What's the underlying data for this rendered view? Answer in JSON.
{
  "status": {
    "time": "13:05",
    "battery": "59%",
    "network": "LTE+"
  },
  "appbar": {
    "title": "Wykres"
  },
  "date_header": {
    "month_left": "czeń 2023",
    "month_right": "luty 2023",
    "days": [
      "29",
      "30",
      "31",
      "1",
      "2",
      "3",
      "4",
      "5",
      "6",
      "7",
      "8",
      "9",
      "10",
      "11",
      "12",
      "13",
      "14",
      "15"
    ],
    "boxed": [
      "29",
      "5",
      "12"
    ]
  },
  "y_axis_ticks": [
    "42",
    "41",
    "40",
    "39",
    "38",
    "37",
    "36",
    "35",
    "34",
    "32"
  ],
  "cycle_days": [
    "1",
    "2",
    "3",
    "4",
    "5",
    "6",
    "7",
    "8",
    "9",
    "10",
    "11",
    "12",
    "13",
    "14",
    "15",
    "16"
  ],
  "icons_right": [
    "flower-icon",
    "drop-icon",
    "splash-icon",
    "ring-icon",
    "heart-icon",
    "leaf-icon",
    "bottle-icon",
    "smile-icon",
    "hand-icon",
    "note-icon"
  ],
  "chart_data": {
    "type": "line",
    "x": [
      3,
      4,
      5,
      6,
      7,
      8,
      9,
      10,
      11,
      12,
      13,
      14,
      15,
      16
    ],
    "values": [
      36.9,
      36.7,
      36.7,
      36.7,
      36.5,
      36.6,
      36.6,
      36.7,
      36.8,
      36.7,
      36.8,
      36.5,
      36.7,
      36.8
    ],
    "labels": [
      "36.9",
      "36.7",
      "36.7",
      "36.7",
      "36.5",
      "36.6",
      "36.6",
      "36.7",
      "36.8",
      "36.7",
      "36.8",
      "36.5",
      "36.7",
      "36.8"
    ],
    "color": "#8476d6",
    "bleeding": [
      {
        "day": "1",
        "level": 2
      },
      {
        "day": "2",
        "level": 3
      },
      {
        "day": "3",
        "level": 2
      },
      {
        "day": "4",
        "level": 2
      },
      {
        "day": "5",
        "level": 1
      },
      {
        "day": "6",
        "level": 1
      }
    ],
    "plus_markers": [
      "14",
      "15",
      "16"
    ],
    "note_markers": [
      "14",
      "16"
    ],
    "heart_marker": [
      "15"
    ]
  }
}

--

Brief | Transcribe the data above in full, exactly.

Result |
What's the underlying data for this rendered view? Answer in JSON.
{
  "status": {
    "time": "13:05",
    "battery": "59%",
    "network": "LTE+"
  },
  "appbar": {
    "title": "Wykres"
  },
  "date_header": {
    "month_left": "czeń 2023",
    "month_right": "luty 2023",
    "days": [
      "29",
      "30",
      "31",
      "1",
      "2",
      "3",
      "4",
      "5",
      "6",
      "7",
      "8",
      "9",
      "10",
      "11",
      "12",
      "13",
      "14",
      "15"
    ],
    "boxed": [
      "29",
      "5",
      "12"
    ]
  },
  "y_axis_ticks": [
    "42",
    "41",
    "40",
    "39",
    "38",
    "37",
    "36",
    "35",
    "34",
    "32"
  ],
  "cycle_days": [
    "1",
    "2",
    "3",
    "4",
    "5",
    "6",
    "7",
    "8",
    "9",
    "10",
    "11",
    "12",
    "13",
    "14",
    "15",
    "16"
  ],
  "icons_right": [
    "flower-icon",
    "drop-icon",
    "splash-icon",
    "ring-icon",
    "heart-icon",
    "leaf-icon",
    "bottle-icon",
    "smile-icon",
    "hand-icon",
    "note-icon"
  ],
  "chart_data": {
    "type": "line",
    "x": [
      3,
      4,
      5,
      6,
      7,
      8,
      9,
      10,
      11,
      12,
      13,
      14,
      15,
      16
    ],
    "values": [
      36.9,
      36.7,
      36.7,
      36.7,
      36.5,
      36.6,
      36.6,
      36.7,
      36.8,
      36.7,
      36.8,
      36.5,
      36.7,
      36.8
    ],
    "labels": [
      "36.9",
      "36.7",
      "36.7",
      "36.7",
      "36.5",
      "36.6",
      "36.6",
      "36.7",
      "36.8",
      "36.7",
      "36.8",
      "36.5",
      "36.7",
      "36.8"
    ],
    "color": "#8476d6",
    "bleeding": [
      {
        "day": "1",
        "level": 2
      },
      {
        "day": "2",
        "level": 3
      },
      {
        "day": "3",
        "level": 2
      },
      {
        "day": "4",
        "level": 2
      },
      {
        "day": "5",
        "level": 1
      },
      {
        "day": "6",
        "level": 1
      }
    ],
    "plus_markers": [
      "14",
      "15",
      "16"
    ],
    "note_markers": [
      "14",
      "16"
    ],
    "heart_marker": [
      "15"
    ]
  }
}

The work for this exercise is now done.